(WORK TO COMPLETE):
Copy the listing from its start through the line containing "Bar — [79, 164, 603, 234]", substituting "element" for "component" and changing nothing else.

(THE RECORDS):
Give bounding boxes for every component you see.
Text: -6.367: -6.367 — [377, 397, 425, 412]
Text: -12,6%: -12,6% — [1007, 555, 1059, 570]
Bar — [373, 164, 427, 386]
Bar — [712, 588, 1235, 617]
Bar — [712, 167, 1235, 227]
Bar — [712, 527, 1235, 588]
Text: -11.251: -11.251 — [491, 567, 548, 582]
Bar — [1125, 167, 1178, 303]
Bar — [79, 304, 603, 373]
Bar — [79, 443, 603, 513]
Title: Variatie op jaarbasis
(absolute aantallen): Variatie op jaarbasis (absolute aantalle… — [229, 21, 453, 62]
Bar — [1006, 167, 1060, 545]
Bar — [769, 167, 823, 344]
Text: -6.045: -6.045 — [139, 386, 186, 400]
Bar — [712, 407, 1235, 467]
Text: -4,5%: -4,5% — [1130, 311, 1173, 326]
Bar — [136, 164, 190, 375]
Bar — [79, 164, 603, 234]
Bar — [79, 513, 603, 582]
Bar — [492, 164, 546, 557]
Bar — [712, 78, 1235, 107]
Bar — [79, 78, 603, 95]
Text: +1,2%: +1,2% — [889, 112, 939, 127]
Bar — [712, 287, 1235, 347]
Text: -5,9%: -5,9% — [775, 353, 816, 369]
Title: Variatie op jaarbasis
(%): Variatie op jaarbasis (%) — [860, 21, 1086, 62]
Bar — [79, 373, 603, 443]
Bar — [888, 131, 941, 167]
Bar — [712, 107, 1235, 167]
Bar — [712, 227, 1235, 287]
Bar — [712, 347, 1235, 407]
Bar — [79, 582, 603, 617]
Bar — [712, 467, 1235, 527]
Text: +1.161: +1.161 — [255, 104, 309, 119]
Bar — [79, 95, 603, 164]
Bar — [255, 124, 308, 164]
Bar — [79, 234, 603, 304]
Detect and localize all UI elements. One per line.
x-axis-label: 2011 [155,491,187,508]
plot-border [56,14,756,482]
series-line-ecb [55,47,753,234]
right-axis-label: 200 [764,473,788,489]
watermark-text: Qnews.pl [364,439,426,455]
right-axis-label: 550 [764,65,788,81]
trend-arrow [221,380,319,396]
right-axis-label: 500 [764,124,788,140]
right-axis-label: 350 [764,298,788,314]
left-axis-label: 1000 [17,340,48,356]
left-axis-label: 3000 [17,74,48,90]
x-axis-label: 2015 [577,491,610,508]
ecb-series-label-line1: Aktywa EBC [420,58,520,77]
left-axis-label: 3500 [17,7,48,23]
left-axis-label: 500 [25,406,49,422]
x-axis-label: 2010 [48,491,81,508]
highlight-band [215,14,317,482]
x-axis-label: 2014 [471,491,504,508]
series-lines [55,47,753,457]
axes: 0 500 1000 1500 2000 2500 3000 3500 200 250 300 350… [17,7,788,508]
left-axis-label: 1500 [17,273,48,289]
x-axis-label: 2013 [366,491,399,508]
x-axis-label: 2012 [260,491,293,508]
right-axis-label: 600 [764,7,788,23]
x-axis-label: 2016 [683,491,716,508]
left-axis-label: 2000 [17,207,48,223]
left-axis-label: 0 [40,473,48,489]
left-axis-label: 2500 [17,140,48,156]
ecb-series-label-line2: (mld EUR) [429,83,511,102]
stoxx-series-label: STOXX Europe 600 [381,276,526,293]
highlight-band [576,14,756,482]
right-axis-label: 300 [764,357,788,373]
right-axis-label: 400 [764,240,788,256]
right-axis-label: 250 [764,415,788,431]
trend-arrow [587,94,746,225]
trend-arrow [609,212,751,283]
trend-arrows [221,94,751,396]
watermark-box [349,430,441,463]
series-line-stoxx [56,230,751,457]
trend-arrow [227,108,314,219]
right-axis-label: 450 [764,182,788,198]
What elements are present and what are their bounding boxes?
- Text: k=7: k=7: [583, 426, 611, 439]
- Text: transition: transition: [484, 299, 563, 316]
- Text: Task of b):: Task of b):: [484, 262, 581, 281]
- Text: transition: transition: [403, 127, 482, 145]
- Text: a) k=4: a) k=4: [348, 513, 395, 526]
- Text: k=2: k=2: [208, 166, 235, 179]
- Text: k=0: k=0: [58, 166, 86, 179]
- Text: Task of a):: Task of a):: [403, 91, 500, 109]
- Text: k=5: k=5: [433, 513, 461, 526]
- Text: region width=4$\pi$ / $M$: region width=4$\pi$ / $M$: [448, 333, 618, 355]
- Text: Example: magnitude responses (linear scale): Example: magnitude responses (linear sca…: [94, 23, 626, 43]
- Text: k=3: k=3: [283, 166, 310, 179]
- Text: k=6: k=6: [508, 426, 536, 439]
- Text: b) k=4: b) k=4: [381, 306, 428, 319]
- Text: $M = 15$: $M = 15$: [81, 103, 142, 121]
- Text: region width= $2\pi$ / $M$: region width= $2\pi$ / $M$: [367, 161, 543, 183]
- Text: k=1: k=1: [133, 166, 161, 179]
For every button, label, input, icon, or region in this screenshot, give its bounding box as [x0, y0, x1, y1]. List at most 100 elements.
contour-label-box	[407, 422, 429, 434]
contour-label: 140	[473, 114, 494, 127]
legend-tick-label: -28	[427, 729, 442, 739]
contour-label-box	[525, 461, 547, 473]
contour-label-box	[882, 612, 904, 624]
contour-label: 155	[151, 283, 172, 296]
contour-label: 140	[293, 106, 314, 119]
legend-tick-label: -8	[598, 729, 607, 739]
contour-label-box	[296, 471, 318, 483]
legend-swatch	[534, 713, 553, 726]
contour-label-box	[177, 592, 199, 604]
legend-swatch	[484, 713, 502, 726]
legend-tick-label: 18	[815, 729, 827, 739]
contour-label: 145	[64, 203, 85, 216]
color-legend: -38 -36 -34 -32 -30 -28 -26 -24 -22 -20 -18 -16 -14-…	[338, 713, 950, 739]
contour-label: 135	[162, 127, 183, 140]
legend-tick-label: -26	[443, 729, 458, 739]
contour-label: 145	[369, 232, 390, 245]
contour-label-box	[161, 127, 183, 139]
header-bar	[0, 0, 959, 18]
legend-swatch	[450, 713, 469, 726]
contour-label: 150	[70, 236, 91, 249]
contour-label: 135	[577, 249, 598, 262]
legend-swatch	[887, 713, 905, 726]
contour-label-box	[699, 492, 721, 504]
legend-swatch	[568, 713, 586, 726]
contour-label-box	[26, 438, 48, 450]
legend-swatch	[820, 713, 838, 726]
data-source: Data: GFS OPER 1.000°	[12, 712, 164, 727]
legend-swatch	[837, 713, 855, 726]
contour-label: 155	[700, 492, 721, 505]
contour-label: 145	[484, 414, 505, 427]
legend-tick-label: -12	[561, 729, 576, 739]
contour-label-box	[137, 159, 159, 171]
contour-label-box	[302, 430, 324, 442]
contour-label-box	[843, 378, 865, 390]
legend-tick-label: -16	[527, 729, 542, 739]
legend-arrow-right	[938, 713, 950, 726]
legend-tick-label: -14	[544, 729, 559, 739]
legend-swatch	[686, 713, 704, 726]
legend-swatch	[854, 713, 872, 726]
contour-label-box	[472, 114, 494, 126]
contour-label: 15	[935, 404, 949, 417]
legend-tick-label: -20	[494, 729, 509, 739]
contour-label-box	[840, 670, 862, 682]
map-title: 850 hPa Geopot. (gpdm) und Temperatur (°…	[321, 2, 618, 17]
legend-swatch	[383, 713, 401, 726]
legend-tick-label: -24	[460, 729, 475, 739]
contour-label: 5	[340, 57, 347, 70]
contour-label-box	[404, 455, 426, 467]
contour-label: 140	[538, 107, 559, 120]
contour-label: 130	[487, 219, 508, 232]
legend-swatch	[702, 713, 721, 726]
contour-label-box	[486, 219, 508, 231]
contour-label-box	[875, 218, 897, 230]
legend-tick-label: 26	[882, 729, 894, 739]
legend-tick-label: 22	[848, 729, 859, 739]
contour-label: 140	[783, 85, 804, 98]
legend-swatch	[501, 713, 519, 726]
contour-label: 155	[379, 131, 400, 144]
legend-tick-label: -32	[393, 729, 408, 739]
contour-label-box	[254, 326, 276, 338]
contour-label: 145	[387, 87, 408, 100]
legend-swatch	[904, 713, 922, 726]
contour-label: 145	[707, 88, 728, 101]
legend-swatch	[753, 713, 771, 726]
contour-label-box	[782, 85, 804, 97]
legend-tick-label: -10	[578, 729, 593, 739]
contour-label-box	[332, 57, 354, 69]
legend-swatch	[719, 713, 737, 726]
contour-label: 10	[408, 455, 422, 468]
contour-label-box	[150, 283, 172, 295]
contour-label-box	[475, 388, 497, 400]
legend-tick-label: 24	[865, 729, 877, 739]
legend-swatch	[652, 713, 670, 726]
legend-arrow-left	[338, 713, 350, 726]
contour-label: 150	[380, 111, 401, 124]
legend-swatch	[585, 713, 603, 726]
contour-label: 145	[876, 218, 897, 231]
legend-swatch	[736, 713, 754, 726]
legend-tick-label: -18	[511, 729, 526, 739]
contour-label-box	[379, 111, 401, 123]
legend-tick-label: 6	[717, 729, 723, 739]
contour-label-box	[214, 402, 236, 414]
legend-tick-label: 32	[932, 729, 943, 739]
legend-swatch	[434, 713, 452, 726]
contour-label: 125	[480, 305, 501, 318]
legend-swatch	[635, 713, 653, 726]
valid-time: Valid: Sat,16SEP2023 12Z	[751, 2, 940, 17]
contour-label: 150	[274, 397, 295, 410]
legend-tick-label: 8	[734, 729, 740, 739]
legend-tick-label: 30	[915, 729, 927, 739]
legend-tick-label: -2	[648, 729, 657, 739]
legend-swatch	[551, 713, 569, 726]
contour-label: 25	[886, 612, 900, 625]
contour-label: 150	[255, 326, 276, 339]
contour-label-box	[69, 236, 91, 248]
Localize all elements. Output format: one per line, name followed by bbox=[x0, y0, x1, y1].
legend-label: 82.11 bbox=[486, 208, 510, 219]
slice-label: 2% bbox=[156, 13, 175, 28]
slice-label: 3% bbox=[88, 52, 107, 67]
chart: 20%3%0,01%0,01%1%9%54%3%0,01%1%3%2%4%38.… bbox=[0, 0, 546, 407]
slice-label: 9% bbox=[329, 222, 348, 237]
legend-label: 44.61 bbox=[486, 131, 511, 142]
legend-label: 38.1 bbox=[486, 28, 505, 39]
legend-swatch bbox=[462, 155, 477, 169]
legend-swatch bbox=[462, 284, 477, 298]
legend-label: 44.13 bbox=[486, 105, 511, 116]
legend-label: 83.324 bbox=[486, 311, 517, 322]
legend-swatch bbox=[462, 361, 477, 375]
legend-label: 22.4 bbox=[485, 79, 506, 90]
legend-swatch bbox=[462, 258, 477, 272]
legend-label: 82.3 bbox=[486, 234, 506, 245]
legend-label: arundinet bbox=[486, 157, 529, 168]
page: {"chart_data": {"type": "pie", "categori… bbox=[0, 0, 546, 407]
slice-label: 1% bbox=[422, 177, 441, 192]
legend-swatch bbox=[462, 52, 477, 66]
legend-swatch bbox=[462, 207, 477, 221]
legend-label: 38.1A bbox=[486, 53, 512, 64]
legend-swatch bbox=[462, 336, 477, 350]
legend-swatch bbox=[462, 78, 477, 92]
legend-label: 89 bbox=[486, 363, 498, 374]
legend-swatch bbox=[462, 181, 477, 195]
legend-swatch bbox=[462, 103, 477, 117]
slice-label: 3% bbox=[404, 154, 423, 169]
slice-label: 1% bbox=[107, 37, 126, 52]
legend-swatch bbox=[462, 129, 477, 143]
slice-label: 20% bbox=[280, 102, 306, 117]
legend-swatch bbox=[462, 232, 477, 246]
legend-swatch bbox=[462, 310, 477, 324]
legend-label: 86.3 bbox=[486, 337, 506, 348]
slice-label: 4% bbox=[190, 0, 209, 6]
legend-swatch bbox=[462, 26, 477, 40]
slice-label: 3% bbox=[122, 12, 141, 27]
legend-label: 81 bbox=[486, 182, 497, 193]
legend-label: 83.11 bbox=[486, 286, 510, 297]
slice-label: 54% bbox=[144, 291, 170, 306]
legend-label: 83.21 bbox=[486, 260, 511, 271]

(TASK RESPONSE):
Give bounding boxes for every element you see.
Text: -6.367: -6.367 — [377, 397, 425, 412]
Text: -12,6%: -12,6% — [1007, 555, 1059, 570]
Bar — [373, 164, 427, 386]
Bar — [712, 588, 1235, 617]
Bar — [712, 167, 1235, 227]
Bar — [712, 527, 1235, 588]
Text: -11.251: -11.251 — [491, 567, 548, 582]
Bar — [1125, 167, 1178, 303]
Bar — [79, 304, 603, 373]
Bar — [79, 443, 603, 513]
Title: Variatie op jaarbasis
(absolute aantallen): Variatie op jaarbasis (absolute aantalle… — [229, 21, 453, 62]
Bar — [1006, 167, 1060, 545]
Bar — [769, 167, 823, 344]
Text: -6.045: -6.045 — [139, 386, 186, 400]
Bar — [712, 407, 1235, 467]
Text: -4,5%: -4,5% — [1130, 311, 1173, 326]
Bar — [136, 164, 190, 375]
Bar — [79, 164, 603, 234]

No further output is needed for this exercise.